Problem details — Below are records; count the lines that contain "nums" and give only the total.

Dataset —
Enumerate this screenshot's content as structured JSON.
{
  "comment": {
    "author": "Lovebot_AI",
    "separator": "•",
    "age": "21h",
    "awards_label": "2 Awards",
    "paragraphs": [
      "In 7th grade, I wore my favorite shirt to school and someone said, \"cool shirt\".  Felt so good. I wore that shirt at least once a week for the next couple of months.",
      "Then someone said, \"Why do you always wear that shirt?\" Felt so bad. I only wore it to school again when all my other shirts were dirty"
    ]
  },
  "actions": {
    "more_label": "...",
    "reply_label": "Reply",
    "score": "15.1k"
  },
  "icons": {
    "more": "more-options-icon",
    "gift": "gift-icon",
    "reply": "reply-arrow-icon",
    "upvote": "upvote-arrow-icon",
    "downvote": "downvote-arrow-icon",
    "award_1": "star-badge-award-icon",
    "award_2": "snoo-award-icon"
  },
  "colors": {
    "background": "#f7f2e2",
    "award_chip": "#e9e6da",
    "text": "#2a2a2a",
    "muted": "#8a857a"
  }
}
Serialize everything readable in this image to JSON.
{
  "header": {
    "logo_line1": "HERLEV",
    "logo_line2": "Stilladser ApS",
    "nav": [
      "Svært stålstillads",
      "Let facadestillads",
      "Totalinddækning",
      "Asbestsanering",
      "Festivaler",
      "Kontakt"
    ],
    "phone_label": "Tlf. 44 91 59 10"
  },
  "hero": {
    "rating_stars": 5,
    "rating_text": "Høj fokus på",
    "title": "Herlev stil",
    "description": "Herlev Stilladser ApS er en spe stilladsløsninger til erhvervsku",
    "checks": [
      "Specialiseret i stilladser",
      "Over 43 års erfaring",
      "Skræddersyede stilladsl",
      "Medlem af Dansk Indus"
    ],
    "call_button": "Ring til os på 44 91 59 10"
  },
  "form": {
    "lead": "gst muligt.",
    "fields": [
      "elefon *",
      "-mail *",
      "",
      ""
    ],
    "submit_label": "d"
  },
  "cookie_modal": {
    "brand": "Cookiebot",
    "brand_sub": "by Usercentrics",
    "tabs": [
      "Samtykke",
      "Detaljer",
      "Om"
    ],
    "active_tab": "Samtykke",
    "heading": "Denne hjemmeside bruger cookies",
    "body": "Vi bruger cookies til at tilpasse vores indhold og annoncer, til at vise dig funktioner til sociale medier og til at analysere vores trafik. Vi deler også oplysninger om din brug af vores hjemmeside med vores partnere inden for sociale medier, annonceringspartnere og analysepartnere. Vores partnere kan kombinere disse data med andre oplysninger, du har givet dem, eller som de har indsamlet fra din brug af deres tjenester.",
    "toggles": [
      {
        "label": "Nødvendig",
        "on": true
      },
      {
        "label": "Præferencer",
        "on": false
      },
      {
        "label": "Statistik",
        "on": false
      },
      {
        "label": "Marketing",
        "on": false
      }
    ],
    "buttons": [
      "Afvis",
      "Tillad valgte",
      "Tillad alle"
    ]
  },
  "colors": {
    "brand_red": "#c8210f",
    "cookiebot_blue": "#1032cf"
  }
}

--

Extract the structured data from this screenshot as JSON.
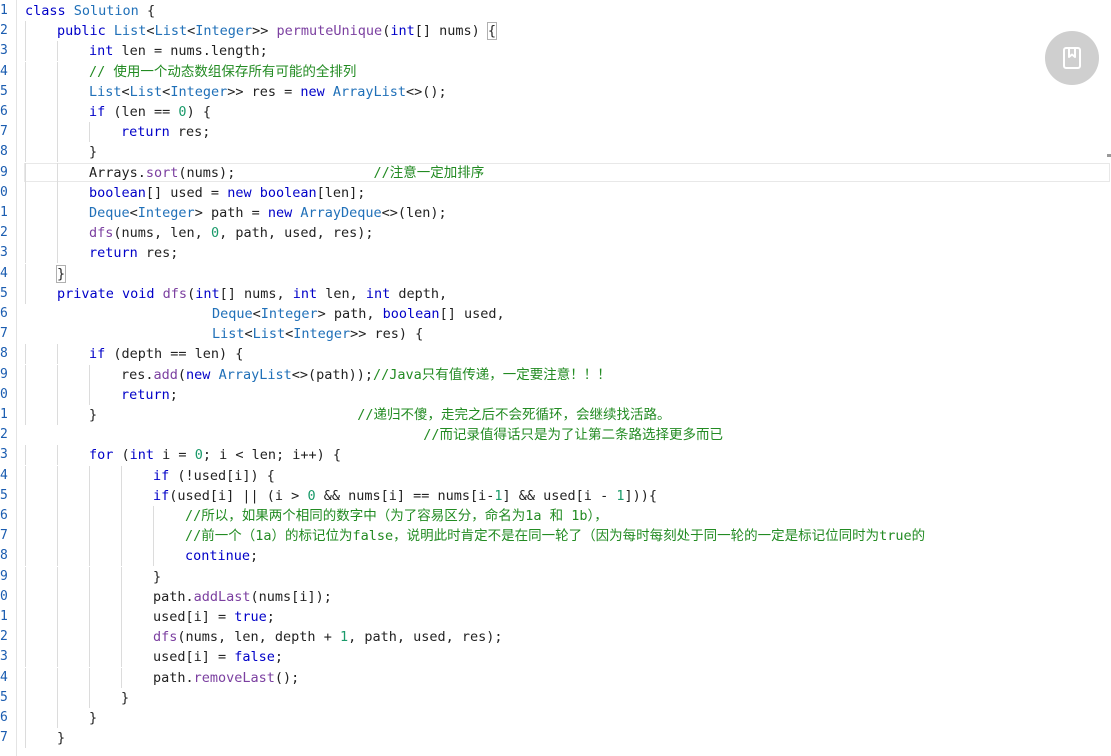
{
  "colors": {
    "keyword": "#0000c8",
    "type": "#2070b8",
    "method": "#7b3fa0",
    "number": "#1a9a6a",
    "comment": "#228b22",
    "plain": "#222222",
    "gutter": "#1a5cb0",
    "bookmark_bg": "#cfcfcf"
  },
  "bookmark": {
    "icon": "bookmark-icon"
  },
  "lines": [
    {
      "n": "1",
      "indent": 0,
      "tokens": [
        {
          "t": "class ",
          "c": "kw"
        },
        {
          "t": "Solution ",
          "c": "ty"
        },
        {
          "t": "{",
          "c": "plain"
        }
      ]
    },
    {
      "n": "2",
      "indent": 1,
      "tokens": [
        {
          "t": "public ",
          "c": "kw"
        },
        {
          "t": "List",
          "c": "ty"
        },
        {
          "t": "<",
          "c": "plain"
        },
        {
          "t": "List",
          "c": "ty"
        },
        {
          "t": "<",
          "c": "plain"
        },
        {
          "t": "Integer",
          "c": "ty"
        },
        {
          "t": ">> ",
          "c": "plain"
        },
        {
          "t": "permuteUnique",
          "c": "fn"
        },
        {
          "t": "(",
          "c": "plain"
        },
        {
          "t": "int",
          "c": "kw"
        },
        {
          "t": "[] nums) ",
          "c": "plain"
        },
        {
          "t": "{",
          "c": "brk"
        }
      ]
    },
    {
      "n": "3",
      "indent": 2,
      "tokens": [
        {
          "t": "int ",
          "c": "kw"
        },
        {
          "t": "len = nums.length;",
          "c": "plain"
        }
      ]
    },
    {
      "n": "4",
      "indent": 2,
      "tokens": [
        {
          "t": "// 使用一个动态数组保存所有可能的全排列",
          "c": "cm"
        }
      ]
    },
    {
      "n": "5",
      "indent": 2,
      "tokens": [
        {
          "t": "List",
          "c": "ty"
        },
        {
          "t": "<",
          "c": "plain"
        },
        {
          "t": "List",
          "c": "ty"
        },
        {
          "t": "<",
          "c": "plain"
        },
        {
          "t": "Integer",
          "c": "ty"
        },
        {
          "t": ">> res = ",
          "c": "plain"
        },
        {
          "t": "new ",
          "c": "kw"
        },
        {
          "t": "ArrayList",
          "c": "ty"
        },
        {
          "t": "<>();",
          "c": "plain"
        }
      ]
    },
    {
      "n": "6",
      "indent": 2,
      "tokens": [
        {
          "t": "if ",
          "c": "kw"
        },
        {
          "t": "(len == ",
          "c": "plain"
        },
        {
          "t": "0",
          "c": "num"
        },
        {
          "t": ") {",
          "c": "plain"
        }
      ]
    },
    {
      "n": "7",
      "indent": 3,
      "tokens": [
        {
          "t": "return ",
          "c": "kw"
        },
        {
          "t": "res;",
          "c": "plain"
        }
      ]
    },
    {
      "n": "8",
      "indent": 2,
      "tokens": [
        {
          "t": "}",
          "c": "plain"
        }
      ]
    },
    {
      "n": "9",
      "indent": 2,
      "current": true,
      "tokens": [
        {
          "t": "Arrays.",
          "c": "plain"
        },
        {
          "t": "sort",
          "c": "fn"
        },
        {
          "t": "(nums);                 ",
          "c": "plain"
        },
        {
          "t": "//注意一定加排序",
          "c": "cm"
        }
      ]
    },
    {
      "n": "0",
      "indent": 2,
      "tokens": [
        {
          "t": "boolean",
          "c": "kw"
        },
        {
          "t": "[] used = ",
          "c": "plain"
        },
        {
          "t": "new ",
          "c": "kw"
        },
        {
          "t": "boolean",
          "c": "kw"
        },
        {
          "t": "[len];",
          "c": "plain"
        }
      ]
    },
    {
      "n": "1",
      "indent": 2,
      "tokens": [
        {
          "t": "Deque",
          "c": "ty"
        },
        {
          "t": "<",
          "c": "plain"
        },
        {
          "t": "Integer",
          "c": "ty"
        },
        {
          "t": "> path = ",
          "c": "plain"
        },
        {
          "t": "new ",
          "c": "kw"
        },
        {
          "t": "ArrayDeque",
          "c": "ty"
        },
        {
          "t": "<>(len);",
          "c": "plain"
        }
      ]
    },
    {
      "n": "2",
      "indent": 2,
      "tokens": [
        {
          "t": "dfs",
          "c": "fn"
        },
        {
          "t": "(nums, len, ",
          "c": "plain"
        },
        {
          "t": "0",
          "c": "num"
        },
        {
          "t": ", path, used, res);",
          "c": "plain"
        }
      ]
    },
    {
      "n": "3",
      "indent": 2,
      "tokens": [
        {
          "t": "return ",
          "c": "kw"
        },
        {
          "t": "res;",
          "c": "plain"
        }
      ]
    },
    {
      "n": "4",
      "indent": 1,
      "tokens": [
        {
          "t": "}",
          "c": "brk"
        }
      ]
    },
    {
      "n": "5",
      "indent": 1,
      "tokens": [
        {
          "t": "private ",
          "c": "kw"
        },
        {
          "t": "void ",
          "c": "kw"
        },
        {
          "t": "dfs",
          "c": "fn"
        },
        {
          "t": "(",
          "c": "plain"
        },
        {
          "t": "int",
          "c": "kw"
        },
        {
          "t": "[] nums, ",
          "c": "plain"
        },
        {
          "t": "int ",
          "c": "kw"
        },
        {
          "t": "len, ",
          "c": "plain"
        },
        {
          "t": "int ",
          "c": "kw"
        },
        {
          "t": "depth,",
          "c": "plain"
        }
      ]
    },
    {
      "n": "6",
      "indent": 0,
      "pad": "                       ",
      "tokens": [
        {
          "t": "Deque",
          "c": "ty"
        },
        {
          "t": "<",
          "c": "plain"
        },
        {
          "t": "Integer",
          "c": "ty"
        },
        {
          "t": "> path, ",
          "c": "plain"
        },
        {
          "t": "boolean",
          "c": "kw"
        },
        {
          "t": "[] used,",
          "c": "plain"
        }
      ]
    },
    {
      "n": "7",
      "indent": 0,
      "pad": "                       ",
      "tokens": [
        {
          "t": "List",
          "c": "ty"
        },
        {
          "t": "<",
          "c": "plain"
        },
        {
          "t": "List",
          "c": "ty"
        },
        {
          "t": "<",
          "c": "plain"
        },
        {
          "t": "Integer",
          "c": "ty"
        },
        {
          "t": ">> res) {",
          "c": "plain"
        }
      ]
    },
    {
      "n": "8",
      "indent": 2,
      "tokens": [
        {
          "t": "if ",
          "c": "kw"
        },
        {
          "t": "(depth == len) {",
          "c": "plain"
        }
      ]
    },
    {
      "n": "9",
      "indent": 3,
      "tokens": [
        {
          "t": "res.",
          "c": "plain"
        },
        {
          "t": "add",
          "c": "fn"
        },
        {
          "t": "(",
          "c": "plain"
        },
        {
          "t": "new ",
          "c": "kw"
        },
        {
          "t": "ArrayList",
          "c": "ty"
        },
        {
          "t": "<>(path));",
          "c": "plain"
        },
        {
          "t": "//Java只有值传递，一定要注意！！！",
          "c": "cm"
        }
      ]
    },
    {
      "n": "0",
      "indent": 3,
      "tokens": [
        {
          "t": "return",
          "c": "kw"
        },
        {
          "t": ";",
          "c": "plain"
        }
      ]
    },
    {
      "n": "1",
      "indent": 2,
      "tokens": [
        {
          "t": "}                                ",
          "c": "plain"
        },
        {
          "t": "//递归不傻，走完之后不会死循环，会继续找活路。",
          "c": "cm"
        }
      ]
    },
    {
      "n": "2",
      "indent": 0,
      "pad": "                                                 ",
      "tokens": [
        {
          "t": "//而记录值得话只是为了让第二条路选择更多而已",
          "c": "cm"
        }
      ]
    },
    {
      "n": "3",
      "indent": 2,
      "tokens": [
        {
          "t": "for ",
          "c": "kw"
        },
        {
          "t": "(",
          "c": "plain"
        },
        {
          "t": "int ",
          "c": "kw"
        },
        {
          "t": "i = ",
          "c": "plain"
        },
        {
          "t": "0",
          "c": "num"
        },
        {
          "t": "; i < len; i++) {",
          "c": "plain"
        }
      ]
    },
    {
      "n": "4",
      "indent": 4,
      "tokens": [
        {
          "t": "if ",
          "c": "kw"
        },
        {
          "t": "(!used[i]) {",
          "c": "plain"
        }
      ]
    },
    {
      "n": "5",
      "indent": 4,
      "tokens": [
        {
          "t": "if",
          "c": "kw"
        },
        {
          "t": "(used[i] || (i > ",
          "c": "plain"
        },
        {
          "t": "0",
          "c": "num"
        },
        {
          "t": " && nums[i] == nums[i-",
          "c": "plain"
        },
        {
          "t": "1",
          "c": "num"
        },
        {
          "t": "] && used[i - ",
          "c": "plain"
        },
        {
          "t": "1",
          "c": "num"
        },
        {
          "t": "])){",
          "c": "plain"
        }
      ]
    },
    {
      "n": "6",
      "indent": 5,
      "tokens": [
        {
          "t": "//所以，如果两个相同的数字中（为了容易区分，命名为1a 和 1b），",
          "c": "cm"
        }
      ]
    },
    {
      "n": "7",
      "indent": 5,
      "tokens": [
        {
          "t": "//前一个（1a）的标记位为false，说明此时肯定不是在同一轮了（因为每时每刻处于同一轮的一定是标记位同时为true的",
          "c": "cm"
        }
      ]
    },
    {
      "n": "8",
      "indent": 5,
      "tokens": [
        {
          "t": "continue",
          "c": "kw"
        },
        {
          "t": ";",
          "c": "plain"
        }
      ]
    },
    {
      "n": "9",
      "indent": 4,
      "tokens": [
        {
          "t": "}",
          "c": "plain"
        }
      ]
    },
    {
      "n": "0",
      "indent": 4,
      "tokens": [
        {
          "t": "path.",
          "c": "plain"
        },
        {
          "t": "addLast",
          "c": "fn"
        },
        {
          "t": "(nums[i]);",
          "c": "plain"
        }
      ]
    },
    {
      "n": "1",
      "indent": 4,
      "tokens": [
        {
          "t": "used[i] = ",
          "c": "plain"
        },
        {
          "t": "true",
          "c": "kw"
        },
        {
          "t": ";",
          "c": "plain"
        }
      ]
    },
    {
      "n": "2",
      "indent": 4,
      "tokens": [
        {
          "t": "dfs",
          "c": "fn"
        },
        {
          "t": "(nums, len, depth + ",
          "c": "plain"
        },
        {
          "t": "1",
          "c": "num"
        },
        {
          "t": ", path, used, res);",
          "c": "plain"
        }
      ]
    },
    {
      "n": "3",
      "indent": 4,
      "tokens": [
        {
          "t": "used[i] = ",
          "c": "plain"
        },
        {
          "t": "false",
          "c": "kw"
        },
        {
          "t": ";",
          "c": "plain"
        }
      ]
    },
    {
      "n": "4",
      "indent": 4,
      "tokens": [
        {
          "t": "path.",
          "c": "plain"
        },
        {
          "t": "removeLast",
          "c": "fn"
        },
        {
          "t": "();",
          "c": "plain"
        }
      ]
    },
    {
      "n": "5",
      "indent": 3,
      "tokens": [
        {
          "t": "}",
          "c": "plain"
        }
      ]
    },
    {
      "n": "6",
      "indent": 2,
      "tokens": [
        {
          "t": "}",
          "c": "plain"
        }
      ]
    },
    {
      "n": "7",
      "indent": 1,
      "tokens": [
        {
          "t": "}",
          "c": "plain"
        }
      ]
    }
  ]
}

Answer for this exercise — 8